### Texte fourni

Intervention de Dorothée Schmid

Réunion du 5 octobre 2016 à 9h30
Commission des affaires étrangères

Dorothée Schmid, responsable du programme « Turquie Moyen-Orient » à l'Institut français des relations internationales :

Constatant que ces questions globalement négatives s'ajoutent à notre perspective plutôt critique, je tiens à dire que je partage la position de Nicole Ameline : il va falloir maintenir un dialogue constructif avec la Turquie.

Il ne faut surtout pas prendre des décisions dans la précipitation, même si les Turcs nous mettent constamment en demeure de répondre aux ultimatums qu'ils nous lancent sur toutes sortes de questions, parce qu'ils changent aussi très souvent d'avis. Hamit Bozarslan a relevé toutes les incohérences de la diplomatie turque qui fait des demi-tours à peu près tous les quinze jours. Sur la question des visas, par exemple, le gouvernement turc a d'abord fait des déclarations très dures, puis il a rétropédalé avant de mettre un nouveau coup de pression pour des raisons tactiques, d'opportunité. Il ne faut pas prendre au sérieux tout ce qui est dit, sous prétexte que le ton est dur et les menaces – la libération de flots de migrants, etc. – importantes. Quoi qu'il en soit, il semble que les deux côtés se soient résolus à admettre que le dossier des visas ne serait pas réglé dans l'immédiat, qu'il y aurait un délai.

### Lignes de données

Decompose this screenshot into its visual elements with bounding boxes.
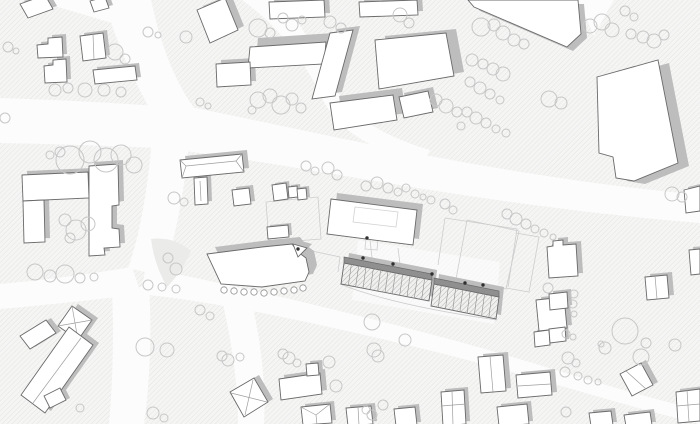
building-house-10 — [497, 404, 529, 424]
site-plan-map — [0, 0, 700, 424]
building-school-left-wing — [23, 200, 45, 243]
colonnade-column — [300, 285, 306, 291]
building-school-bar — [22, 172, 89, 201]
site-plan — [0, 0, 700, 424]
colonnade-column — [221, 287, 227, 293]
building-small-block — [216, 62, 251, 87]
colonnade-column — [271, 289, 277, 295]
building-hut-pair-2 — [549, 327, 566, 343]
colonnade-column — [281, 288, 287, 294]
building-house-7-annex — [549, 292, 568, 310]
colonnade-column — [251, 289, 257, 295]
road-down-left — [109, 286, 150, 424]
entrance-dot — [430, 272, 433, 275]
colonnade-column — [241, 289, 247, 295]
entrance-dot — [481, 283, 484, 286]
colonnade-column — [261, 290, 267, 296]
building-house-6 — [441, 390, 466, 424]
entrance-dot — [463, 281, 466, 284]
building-house-8 — [478, 355, 506, 393]
colonnade-column — [291, 287, 297, 293]
building-hut-pair-1 — [534, 330, 550, 347]
entrance-dot — [391, 262, 394, 265]
entrance-dot — [361, 256, 364, 259]
building-house-4 — [346, 406, 373, 424]
building-small-house-1 — [232, 188, 251, 206]
entrance-dot — [365, 236, 368, 239]
building-house-13 — [589, 411, 613, 424]
building-hut-2 — [288, 186, 298, 198]
building-hut-1 — [272, 183, 288, 201]
building-shed — [267, 225, 289, 239]
building-hut-3 — [297, 188, 307, 200]
building-house-2-annex — [306, 363, 319, 376]
colonnade-column — [231, 288, 237, 294]
entrance-dot — [296, 247, 299, 250]
building-e-edge-2 — [689, 249, 700, 275]
building-house-5 — [394, 407, 417, 424]
building-top-row-1 — [269, 0, 325, 19]
building-top-row-2 — [359, 0, 418, 17]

### Consigne
Recopiez mot pour mot le passage de l'intervention de Dorothée Schmid qui va de « Intervention de Dorothée » à « avec la Turquie. », ces deux segments compris.

### Résultat
Intervention de Dorothée Schmid

Réunion du 5 octobre 2016 à 9h30
Commission des affaires étrangères

Dorothée Schmid, responsable du programme « Turquie Moyen-Orient » à l'Institut français des relations internationales :

Constatant que ces questions globalement négatives s'ajoutent à notre perspective plutôt critique, je tiens à dire que je partage la position de Nicole Ameline : il va falloir maintenir un dialogue constructif avec la Turquie.